Work instructions: Give nothing except the number of lines containing the word "median".

Data supplied:

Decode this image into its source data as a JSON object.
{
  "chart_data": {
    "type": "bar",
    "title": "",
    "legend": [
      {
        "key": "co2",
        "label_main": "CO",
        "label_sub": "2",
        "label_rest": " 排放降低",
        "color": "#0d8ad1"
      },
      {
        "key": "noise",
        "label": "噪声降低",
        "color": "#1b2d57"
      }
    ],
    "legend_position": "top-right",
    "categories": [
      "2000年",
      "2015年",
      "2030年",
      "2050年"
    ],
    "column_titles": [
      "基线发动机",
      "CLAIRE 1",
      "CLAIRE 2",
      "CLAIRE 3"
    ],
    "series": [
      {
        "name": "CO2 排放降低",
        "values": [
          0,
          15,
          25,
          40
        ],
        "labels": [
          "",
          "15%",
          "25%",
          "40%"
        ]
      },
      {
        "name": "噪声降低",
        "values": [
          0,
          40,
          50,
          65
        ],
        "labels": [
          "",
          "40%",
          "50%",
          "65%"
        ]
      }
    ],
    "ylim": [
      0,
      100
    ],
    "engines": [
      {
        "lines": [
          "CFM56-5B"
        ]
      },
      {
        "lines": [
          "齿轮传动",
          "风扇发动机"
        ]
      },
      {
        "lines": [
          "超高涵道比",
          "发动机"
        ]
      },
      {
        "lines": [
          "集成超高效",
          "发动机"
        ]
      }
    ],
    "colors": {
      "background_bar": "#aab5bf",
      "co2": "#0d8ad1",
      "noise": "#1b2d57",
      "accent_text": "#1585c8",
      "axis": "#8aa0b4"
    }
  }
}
==
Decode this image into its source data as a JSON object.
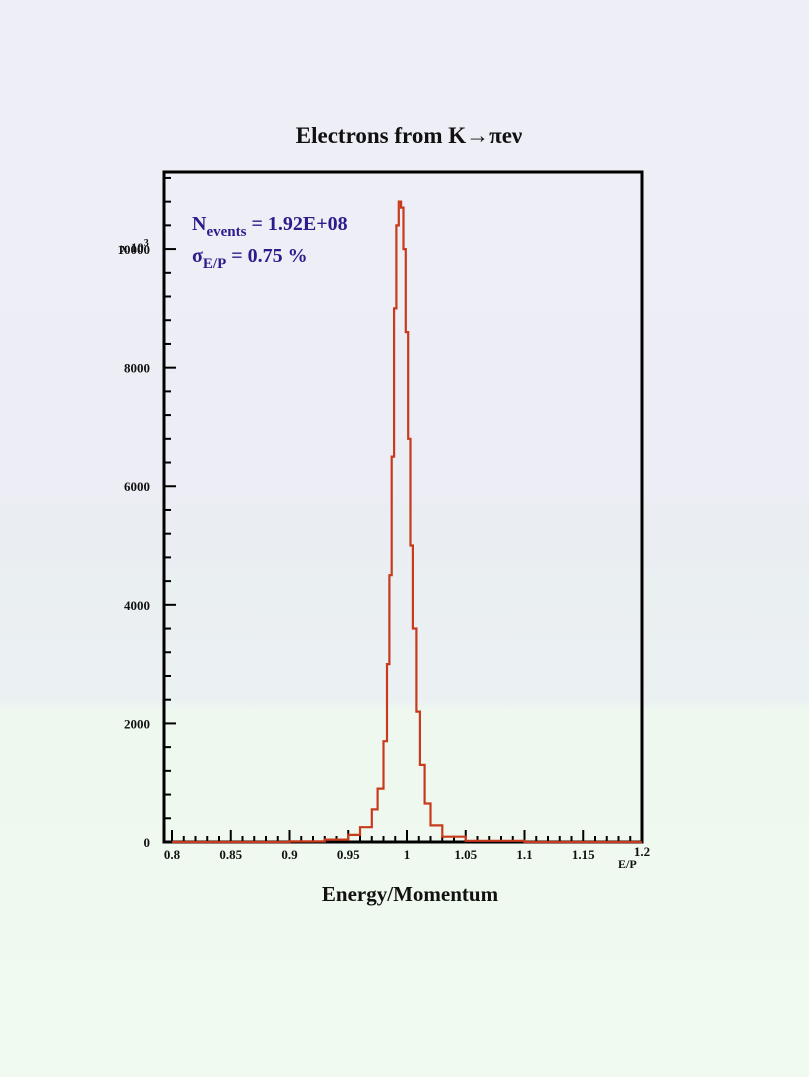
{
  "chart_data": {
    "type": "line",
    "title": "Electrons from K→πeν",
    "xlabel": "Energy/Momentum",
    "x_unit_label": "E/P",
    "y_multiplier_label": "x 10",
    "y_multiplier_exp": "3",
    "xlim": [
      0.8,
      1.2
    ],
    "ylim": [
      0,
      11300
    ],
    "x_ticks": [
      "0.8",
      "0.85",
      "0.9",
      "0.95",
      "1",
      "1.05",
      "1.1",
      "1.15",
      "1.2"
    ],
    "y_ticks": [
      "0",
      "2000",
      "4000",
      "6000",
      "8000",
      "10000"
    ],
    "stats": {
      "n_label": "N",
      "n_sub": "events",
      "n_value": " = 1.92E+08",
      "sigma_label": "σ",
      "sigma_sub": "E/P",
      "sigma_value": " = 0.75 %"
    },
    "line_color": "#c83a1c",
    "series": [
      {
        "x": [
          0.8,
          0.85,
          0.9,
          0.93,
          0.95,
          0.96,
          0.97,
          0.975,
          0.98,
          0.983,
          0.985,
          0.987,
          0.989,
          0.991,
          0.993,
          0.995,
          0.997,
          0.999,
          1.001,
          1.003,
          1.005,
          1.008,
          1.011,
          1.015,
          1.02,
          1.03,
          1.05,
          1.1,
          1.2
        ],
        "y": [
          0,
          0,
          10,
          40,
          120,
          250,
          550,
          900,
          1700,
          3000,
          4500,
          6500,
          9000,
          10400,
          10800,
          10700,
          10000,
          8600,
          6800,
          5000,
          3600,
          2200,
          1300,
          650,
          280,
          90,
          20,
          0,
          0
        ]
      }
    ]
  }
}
* * *
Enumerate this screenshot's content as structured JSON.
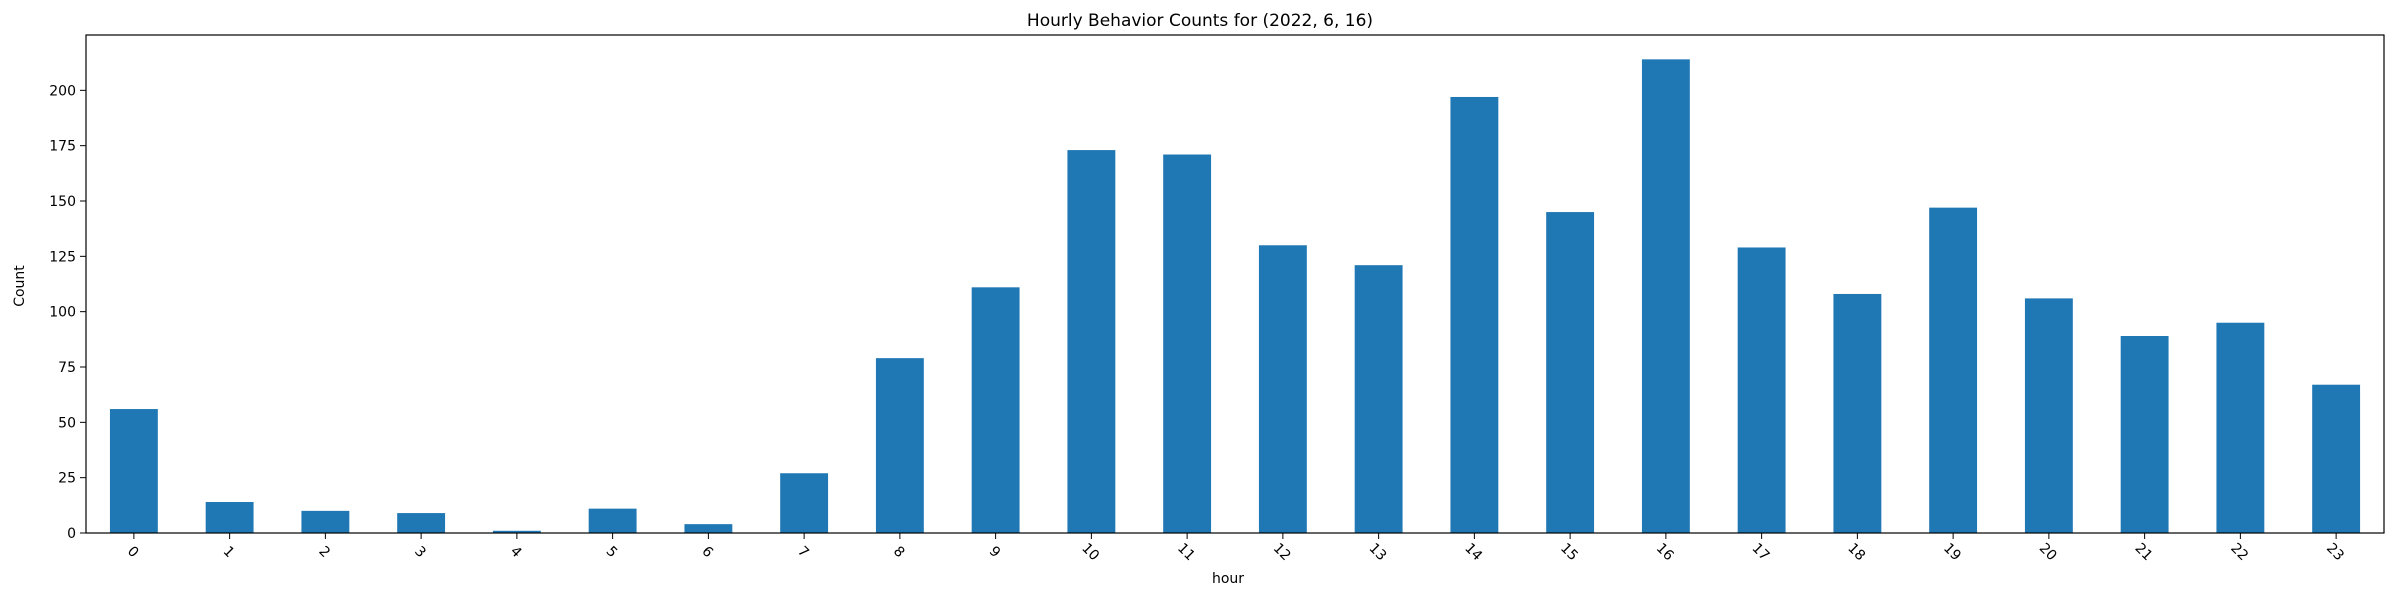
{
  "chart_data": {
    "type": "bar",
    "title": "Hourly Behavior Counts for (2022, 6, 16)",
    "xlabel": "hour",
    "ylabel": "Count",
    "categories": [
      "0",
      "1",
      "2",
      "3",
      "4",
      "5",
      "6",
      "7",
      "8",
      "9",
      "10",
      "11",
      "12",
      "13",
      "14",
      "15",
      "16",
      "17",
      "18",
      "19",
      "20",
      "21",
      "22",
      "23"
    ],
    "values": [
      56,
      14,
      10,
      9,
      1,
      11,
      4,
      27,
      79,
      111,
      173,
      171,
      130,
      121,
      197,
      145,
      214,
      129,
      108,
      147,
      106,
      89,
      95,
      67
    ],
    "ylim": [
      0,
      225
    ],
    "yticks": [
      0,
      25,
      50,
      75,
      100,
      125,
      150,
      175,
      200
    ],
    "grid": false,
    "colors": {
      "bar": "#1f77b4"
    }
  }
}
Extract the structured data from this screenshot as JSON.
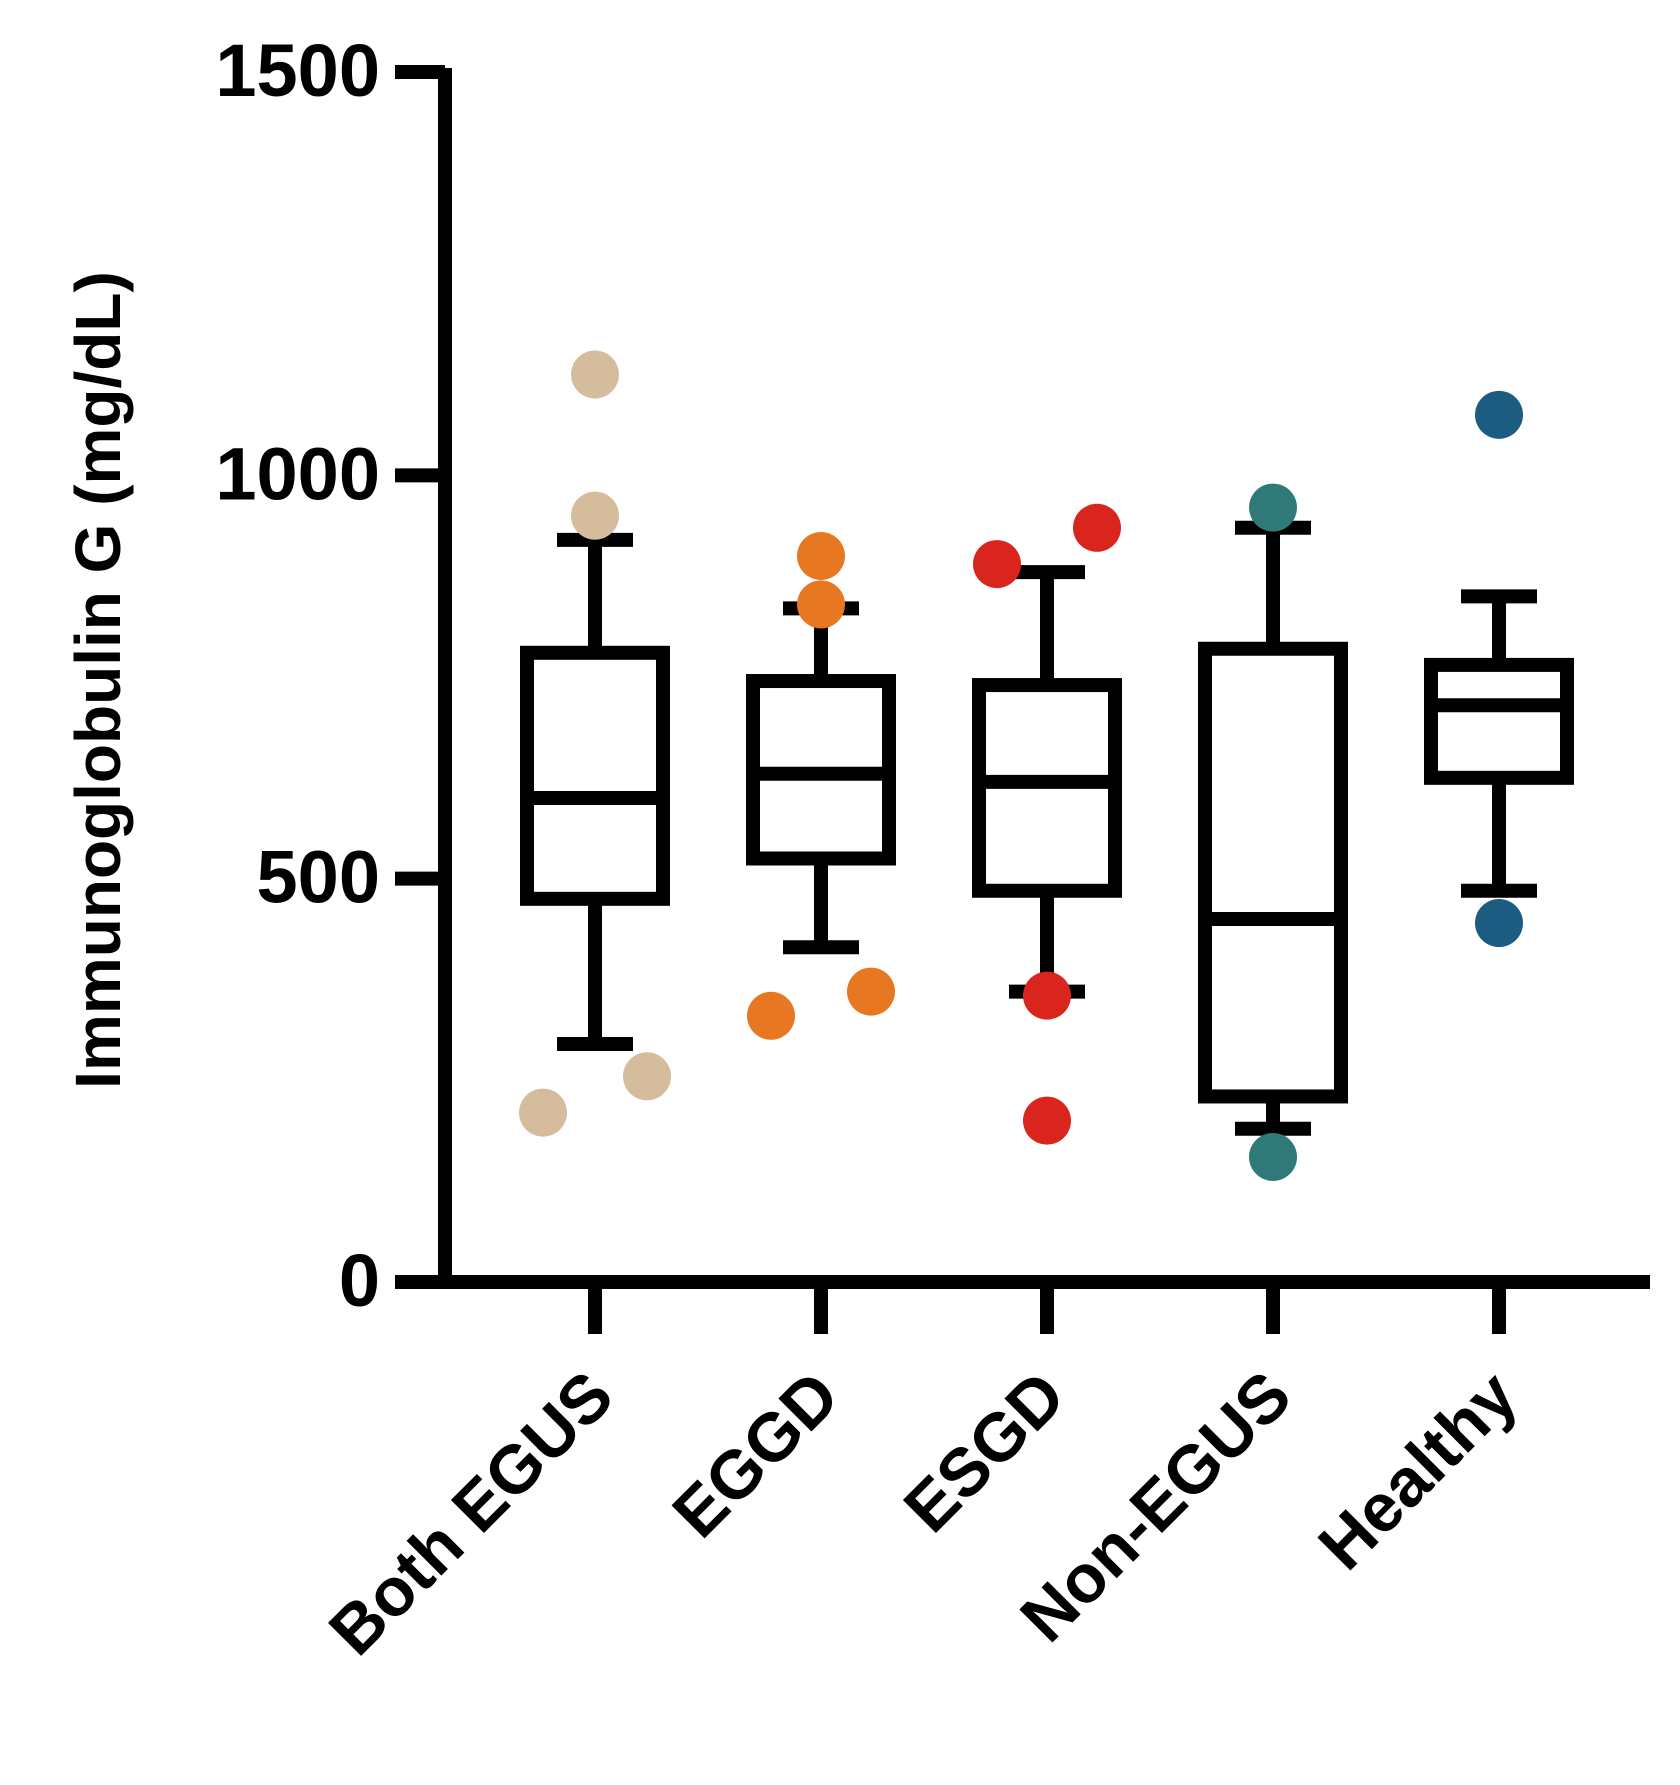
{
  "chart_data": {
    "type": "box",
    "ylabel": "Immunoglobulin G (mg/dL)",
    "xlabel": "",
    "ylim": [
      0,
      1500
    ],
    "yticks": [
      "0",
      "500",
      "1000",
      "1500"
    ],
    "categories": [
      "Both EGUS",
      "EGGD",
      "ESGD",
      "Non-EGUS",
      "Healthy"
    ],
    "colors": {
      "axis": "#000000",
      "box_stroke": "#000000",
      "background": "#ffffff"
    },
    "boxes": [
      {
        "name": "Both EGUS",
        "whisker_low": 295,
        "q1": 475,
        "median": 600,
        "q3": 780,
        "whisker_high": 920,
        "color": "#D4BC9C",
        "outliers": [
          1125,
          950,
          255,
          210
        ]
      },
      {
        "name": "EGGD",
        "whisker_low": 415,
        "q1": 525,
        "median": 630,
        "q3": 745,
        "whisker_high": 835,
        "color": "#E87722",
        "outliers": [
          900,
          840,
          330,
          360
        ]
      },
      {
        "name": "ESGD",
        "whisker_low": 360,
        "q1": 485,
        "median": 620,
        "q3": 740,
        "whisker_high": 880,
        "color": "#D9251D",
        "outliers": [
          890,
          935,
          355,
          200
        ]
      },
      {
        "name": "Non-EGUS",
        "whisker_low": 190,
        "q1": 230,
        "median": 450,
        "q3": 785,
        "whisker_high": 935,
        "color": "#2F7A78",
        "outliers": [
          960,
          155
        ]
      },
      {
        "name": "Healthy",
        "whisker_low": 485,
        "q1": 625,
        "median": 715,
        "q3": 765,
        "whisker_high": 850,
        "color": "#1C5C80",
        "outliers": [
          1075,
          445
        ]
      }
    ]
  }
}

Written answer: 5